> Directions:
Echo back every line of the material from the line that contains "Patent image size: (982, 734)." through the line that contains "The switch 94 is at (175, 266).", including both of those lines.

> Entries:
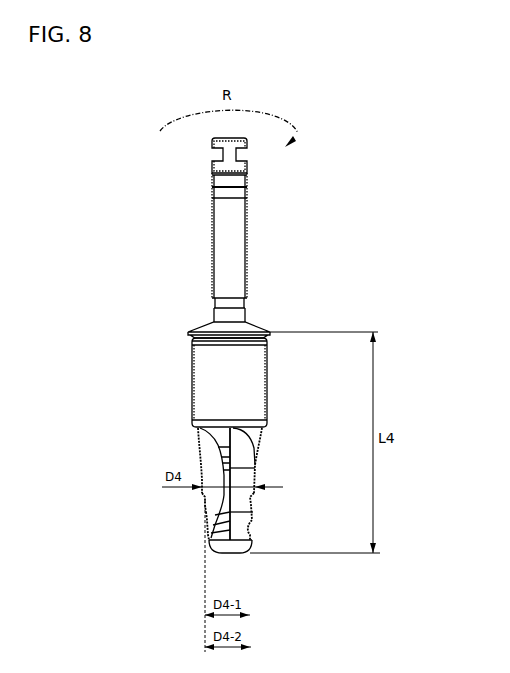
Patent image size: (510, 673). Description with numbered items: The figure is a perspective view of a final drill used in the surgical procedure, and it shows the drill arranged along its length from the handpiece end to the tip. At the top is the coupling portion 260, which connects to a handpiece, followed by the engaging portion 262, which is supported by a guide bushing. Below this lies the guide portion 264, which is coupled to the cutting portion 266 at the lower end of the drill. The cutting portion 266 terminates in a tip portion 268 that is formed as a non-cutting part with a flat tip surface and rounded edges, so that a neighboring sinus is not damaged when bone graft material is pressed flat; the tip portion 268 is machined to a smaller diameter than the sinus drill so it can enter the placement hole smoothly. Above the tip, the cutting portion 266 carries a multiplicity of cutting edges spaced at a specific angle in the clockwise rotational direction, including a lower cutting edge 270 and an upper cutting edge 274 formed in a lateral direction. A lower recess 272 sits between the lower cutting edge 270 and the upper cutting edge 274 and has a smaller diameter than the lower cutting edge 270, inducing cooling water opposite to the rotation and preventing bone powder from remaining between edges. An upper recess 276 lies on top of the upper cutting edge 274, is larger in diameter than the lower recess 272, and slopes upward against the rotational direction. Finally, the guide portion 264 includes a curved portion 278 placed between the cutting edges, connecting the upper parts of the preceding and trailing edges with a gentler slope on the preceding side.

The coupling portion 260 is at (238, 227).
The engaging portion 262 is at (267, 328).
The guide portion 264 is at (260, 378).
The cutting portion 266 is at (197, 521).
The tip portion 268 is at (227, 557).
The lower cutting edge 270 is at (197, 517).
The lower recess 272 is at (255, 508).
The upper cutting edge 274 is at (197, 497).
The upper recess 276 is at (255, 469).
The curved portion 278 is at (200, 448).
--
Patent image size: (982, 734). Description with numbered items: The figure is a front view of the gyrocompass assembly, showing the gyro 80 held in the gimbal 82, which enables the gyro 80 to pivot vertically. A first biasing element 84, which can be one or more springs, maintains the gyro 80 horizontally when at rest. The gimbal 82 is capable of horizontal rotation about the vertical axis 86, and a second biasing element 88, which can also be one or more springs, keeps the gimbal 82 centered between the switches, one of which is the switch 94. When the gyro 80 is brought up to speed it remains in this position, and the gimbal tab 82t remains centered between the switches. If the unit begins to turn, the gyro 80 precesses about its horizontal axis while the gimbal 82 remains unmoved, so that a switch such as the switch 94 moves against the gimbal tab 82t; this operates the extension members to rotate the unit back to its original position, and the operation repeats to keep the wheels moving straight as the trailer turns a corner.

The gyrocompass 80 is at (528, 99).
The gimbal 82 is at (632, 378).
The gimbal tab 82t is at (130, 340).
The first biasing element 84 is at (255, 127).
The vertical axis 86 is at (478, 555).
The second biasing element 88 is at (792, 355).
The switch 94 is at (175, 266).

> Reply:
Patent image size: (982, 734). Description with numbered items: The figure is a front view of the gyrocompass assembly, showing the gyro 80 held in the gimbal 82, which enables the gyro 80 to pivot vertically. A first biasing element 84, which can be one or more springs, maintains the gyro 80 horizontally when at rest. The gimbal 82 is capable of horizontal rotation about the vertical axis 86, and a second biasing element 88, which can also be one or more springs, keeps the gimbal 82 centered between the switches, one of which is the switch 94. When the gyro 80 is brought up to speed it remains in this position, and the gimbal tab 82t remains centered between the switches. If the unit begins to turn, the gyro 80 precesses about its horizontal axis while the gimbal 82 remains unmoved, so that a switch such as the switch 94 moves against the gimbal tab 82t; this operates the extension members to rotate the unit back to its original position, and the operation repeats to keep the wheels moving straight as the trailer turns a corner.

The gyrocompass 80 is at (528, 99).
The gimbal 82 is at (632, 378).
The gimbal tab 82t is at (130, 340).
The first biasing element 84 is at (255, 127).
The vertical axis 86 is at (478, 555).
The second biasing element 88 is at (792, 355).
The switch 94 is at (175, 266).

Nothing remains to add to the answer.